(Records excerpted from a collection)
----------

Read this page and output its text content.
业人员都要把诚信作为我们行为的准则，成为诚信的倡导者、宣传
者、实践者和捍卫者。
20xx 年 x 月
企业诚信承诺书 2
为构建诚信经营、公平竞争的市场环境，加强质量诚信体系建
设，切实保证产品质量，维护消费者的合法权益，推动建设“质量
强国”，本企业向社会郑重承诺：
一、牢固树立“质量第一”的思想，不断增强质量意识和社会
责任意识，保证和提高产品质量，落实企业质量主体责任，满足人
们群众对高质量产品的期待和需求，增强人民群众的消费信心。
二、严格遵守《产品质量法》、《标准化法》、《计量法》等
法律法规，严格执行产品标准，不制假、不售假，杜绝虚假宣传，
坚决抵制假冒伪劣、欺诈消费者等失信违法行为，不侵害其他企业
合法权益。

----------

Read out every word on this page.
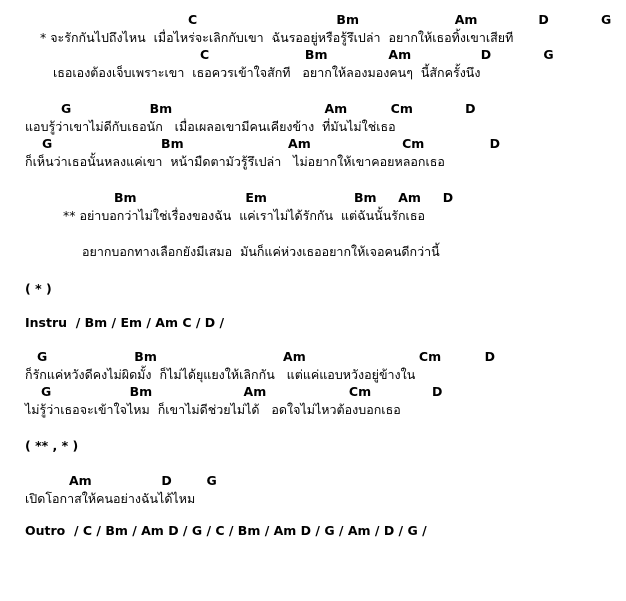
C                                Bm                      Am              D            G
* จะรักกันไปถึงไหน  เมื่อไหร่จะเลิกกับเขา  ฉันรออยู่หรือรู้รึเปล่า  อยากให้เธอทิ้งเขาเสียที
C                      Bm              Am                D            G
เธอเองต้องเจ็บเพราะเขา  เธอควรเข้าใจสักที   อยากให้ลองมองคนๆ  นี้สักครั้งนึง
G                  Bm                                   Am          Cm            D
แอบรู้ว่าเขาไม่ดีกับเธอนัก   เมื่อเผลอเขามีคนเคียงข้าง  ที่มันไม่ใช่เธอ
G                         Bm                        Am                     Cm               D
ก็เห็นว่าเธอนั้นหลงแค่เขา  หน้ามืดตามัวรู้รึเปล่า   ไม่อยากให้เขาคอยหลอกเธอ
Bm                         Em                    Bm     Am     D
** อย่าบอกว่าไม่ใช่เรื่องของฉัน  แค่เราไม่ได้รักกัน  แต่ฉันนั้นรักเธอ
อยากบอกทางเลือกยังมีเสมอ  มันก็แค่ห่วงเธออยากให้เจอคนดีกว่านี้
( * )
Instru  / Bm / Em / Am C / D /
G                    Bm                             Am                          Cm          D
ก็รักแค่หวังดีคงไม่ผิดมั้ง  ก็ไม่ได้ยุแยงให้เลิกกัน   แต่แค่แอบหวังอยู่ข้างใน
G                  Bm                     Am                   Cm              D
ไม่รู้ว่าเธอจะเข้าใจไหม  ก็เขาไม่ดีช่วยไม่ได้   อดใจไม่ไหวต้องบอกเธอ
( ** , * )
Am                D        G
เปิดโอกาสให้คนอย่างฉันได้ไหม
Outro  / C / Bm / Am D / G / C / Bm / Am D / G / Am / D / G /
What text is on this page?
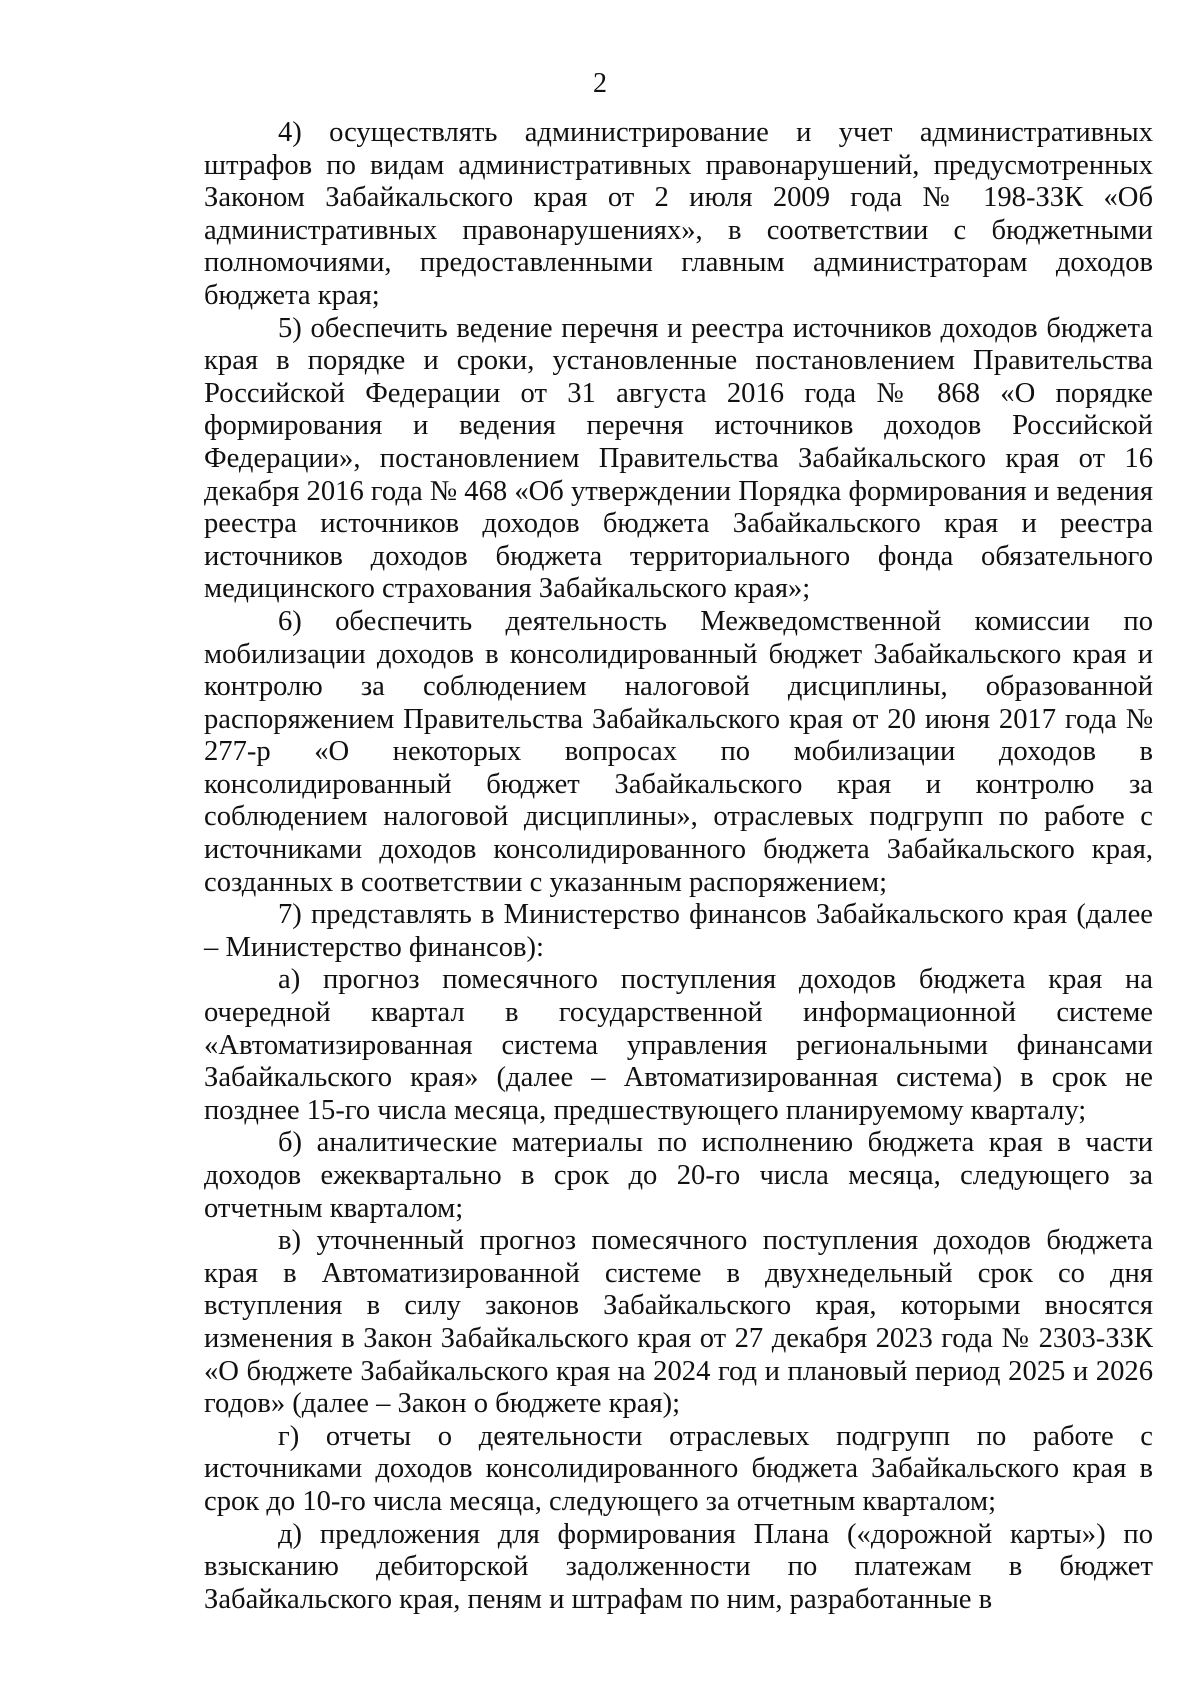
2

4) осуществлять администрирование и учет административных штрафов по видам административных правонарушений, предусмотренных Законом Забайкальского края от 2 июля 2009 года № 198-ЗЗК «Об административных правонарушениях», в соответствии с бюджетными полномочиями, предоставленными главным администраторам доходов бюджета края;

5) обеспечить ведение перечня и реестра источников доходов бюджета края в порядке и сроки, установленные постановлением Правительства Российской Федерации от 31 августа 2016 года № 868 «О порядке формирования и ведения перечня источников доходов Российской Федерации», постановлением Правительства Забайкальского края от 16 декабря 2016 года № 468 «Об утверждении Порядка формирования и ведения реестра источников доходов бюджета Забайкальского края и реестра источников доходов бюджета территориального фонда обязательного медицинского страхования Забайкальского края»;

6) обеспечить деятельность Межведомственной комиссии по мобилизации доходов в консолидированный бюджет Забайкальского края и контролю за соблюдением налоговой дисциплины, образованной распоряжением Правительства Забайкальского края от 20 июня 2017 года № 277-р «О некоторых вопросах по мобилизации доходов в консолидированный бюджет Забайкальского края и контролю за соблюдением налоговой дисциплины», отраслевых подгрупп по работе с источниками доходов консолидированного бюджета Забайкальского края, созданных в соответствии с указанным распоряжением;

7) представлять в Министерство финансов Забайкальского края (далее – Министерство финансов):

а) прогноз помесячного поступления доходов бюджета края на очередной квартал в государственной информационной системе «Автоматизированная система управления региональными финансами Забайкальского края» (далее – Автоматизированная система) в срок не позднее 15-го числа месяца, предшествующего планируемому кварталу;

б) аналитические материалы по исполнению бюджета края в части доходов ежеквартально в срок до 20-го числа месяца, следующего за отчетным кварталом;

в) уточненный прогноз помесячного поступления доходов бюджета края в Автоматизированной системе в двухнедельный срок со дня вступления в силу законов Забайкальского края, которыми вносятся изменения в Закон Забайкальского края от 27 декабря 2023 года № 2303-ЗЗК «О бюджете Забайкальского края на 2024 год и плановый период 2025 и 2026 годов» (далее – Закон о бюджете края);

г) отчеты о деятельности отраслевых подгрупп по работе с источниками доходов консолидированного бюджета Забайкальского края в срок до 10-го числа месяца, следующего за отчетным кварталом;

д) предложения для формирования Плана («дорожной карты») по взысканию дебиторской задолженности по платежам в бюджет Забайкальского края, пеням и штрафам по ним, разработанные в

----------

## WHAT IS NEEDED
Each line that has the word "далее" should be copied.

## ANSWER TO THE TASK
7) представлять в Министерство финансов Забайкальского края (далее – Министерство финансов):
а) прогноз помесячного поступления доходов бюджета края на очередной квартал в государственной информационной системе «Автоматизированная система управления региональными финансами Забайкальского края» (далее – Автоматизированная система) в срок не позднее 15-го числа месяца, предшествующего планируемому кварталу;
в) уточненный прогноз помесячного поступления доходов бюджета края в Автоматизированной системе в двухнедельный срок со дня вступления в силу законов Забайкальского края, которыми вносятся изменения в Закон Забайкальского края от 27 декабря 2023 года № 2303-ЗЗК «О бюджете Забайкальского края на 2024 год и плановый период 2025 и 2026 годов» (далее – Закон о бюджете края);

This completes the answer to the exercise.